#### Your objective
Transcribe each entry below exactly. Pictures do not go in the copy.

#### Data entries

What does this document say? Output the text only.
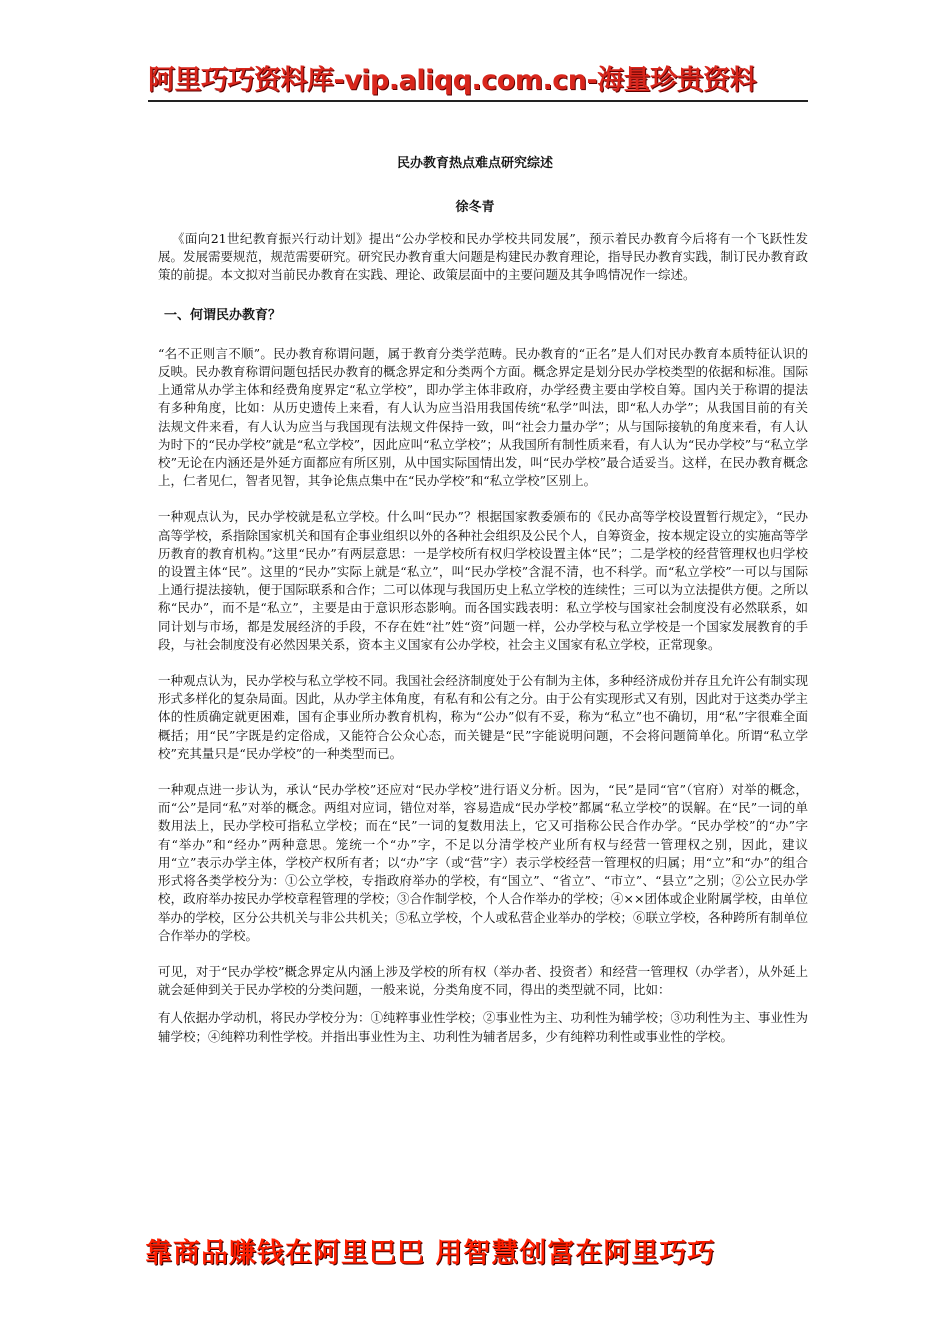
阿里巧巧资料库-vip.aliqq.com.cn-海量珍贵资料
民办教育热点难点研究综述
徐冬青

《面向21世纪教育振兴行动计划》提出“公办学校和民办学校共同发展”，预示着民办教育今后将有一个飞跃性发展。发展需要规范，规范需要研究。研究民办教育重大问题是构建民办教育理论，指导民办教育实践，制订民办教育政策的前提。本文拟对当前民办教育在实践、理论、政策层面中的主要问题及其争鸣情况作一综述。

一、何谓民办教育？

“名不正则言不顺”。民办教育称谓问题，属于教育分类学范畴。民办教育的“正名”是人们对民办教育本质特征认识的反映。民办教育称谓问题包括民办教育的概念界定和分类两个方面。概念界定是划分民办学校类型的依据和标准。国际上通常从办学主体和经费角度界定“私立学校”，即办学主体非政府，办学经费主要由学校自筹。国内关于称谓的提法有多种角度，比如：从历史遗传上来看，有人认为应当沿用我国传统“私学”叫法，即“私人办学”；从我国目前的有关法规文件来看，有人认为应当与我国现有法规文件保持一致，叫“社会力量办学”；从与国际接轨的角度来看，有人认为时下的“民办学校”就是“私立学校”，因此应叫“私立学校”；从我国所有制性质来看，有人认为“民办学校”与“私立学校”无论在内涵还是外延方面都应有所区别，从中国实际国情出发，叫“民办学校”最合适妥当。这样，在民办教育概念上，仁者见仁，智者见智，其争论焦点集中在“民办学校”和“私立学校”区别上。

一种观点认为，民办学校就是私立学校。什么叫“民办”？根据国家教委颁布的《民办高等学校设置暂行规定》，“民办高等学校，系指除国家机关和国有企事业组织以外的各种社会组织及公民个人，自筹资金，按本规定设立的实施高等学历教育的教育机构。”这里“民办”有两层意思：一是学校所有权归学校设置主体“民”；二是学校的经营管理权也归学校的设置主体“民”。这里的“民办”实际上就是“私立”，叫“民办学校”含混不清，也不科学。而“私立学校”一可以与国际上通行提法接轨，便于国际联系和合作；二可以体现与我国历史上私立学校的连续性；三可以为立法提供方便。之所以称“民办”，而不是“私立”，主要是由于意识形态影响。而各国实践表明：私立学校与国家社会制度没有必然联系，如同计划与市场，都是发展经济的手段，不存在姓“社”姓“资”问题一样，公办学校与私立学校是一个国家发展教育的手段，与社会制度没有必然因果关系，资本主义国家有公办学校，社会主义国家有私立学校，正常现象。

一种观点认为，民办学校与私立学校不同。我国社会经济制度处于公有制为主体，多种经济成份并存且允许公有制实现形式多样化的复杂局面。因此，从办学主体角度，有私有和公有之分。由于公有实现形式又有别，因此对于这类办学主体的性质确定就更困难，国有企事业所办教育机构，称为“公办”似有不妥，称为“私立”也不确切，用“私”字很难全面概括；用“民”字既是约定俗成，又能符合公众心态，而关键是“民”字能说明问题，不会将问题简单化。所谓“私立学校”充其量只是“民办学校”的一种类型而已。

一种观点进一步认为，承认“民办学校”还应对“民办学校”进行语义分析。因为，“民”是同“官”（官府）对举的概念，而“公”是同“私”对举的概念。两组对应词，错位对举，容易造成“民办学校”都属“私立学校”的误解。在“民”一词的单数用法上，民办学校可指私立学校；而在“民”一词的复数用法上，它又可指称公民合作办学。“民办学校”的“办”字有“举办”和“经办”两种意思。笼统一个“办”字，不足以分清学校产业所有权与经营一管理权之别，因此，建议用“立”表示办学主体，学校产权所有者；以“办”字（或“营”字）表示学校经营一管理权的归属；用“立”和“办”的组合形式将各类学校分为：①公立学校，专指政府举办的学校，有“国立”、“省立”、“市立”、“县立”之别；②公立民办学校，政府举办按民办学校章程管理的学校；③合作制学校，个人合作举办的学校；④××团体或企业附属学校，由单位举办的学校，区分公共机关与非公共机关；⑤私立学校，个人或私营企业举办的学校；⑥联立学校，各种跨所有制单位合作举办的学校。

可见，对于“民办学校”概念界定从内涵上涉及学校的所有权（举办者、投资者）和经营一管理权（办学者），从外延上就会延伸到关于民办学校的分类问题，一般来说，分类角度不同，得出的类型就不同，比如：

有人依据办学动机，将民办学校分为：①纯粹事业性学校；②事业性为主、功利性为辅学校；③功利性为主、事业性为辅学校；④纯粹功利性学校。并指出事业性为主、功利性为辅者居多，少有纯粹功利性或事业性的学校。

靠商品赚钱在阿里巴巴 用智慧创富在阿里巧巧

#### Task solution
What does this document say? Output the text only.
阿里巧巧资料库-vip.aliqq.com.cn-海量珍贵资料
民办教育热点难点研究综述
徐冬青

《面向21世纪教育振兴行动计划》提出“公办学校和民办学校共同发展”，预示着民办教育今后将有一个飞跃性发展。发展需要规范，规范需要研究。研究民办教育重大问题是构建民办教育理论，指导民办教育实践，制订民办教育政策的前提。本文拟对当前民办教育在实践、理论、政策层面中的主要问题及其争鸣情况作一综述。

一、何谓民办教育？

“名不正则言不顺”。民办教育称谓问题，属于教育分类学范畴。民办教育的“正名”是人们对民办教育本质特征认识的反映。民办教育称谓问题包括民办教育的概念界定和分类两个方面。概念界定是划分民办学校类型的依据和标准。国际上通常从办学主体和经费角度界定“私立学校”，即办学主体非政府，办学经费主要由学校自筹。国内关于称谓的提法有多种角度，比如：从历史遗传上来看，有人认为应当沿用我国传统“私学”叫法，即“私人办学”；从我国目前的有关法规文件来看，有人认为应当与我国现有法规文件保持一致，叫“社会力量办学”；从与国际接轨的角度来看，有人认为时下的“民办学校”就是“私立学校”，因此应叫“私立学校”；从我国所有制性质来看，有人认为“民办学校”与“私立学校”无论在内涵还是外延方面都应有所区别，从中国实际国情出发，叫“民办学校”最合适妥当。这样，在民办教育概念上，仁者见仁，智者见智，其争论焦点集中在“民办学校”和“私立学校”区别上。

一种观点认为，民办学校就是私立学校。什么叫“民办”？根据国家教委颁布的《民办高等学校设置暂行规定》，“民办高等学校，系指除国家机关和国有企事业组织以外的各种社会组织及公民个人，自筹资金，按本规定设立的实施高等学历教育的教育机构。”这里“民办”有两层意思：一是学校所有权归学校设置主体“民”；二是学校的经营管理权也归学校的设置主体“民”。这里的“民办”实际上就是“私立”，叫“民办学校”含混不清，也不科学。而“私立学校”一可以与国际上通行提法接轨，便于国际联系和合作；二可以体现与我国历史上私立学校的连续性；三可以为立法提供方便。之所以称“民办”，而不是“私立”，主要是由于意识形态影响。而各国实践表明：私立学校与国家社会制度没有必然联系，如同计划与市场，都是发展经济的手段，不存在姓“社”姓“资”问题一样，公办学校与私立学校是一个国家发展教育的手段，与社会制度没有必然因果关系，资本主义国家有公办学校，社会主义国家有私立学校，正常现象。

一种观点认为，民办学校与私立学校不同。我国社会经济制度处于公有制为主体，多种经济成份并存且允许公有制实现形式多样化的复杂局面。因此，从办学主体角度，有私有和公有之分。由于公有实现形式又有别，因此对于这类办学主体的性质确定就更困难，国有企事业所办教育机构，称为“公办”似有不妥，称为“私立”也不确切，用“私”字很难全面概括；用“民”字既是约定俗成，又能符合公众心态，而关键是“民”字能说明问题，不会将问题简单化。所谓“私立学校”充其量只是“民办学校”的一种类型而已。

一种观点进一步认为，承认“民办学校”还应对“民办学校”进行语义分析。因为，“民”是同“官”（官府）对举的概念，而“公”是同“私”对举的概念。两组对应词，错位对举，容易造成“民办学校”都属“私立学校”的误解。在“民”一词的单数用法上，民办学校可指私立学校；而在“民”一词的复数用法上，它又可指称公民合作办学。“民办学校”的“办”字有“举办”和“经办”两种意思。笼统一个“办”字，不足以分清学校产业所有权与经营一管理权之别，因此，建议用“立”表示办学主体，学校产权所有者；以“办”字（或“营”字）表示学校经营一管理权的归属；用“立”和“办”的组合形式将各类学校分为：①公立学校，专指政府举办的学校，有“国立”、“省立”、“市立”、“县立”之别；②公立民办学校，政府举办按民办学校章程管理的学校；③合作制学校，个人合作举办的学校；④××团体或企业附属学校，由单位举办的学校，区分公共机关与非公共机关；⑤私立学校，个人或私营企业举办的学校；⑥联立学校，各种跨所有制单位合作举办的学校。

可见，对于“民办学校”概念界定从内涵上涉及学校的所有权（举办者、投资者）和经营一管理权（办学者），从外延上就会延伸到关于民办学校的分类问题，一般来说，分类角度不同，得出的类型就不同，比如：

有人依据办学动机，将民办学校分为：①纯粹事业性学校；②事业性为主、功利性为辅学校；③功利性为主、事业性为辅学校；④纯粹功利性学校。并指出事业性为主、功利性为辅者居多，少有纯粹功利性或事业性的学校。

靠商品赚钱在阿里巴巴 用智慧创富在阿里巧巧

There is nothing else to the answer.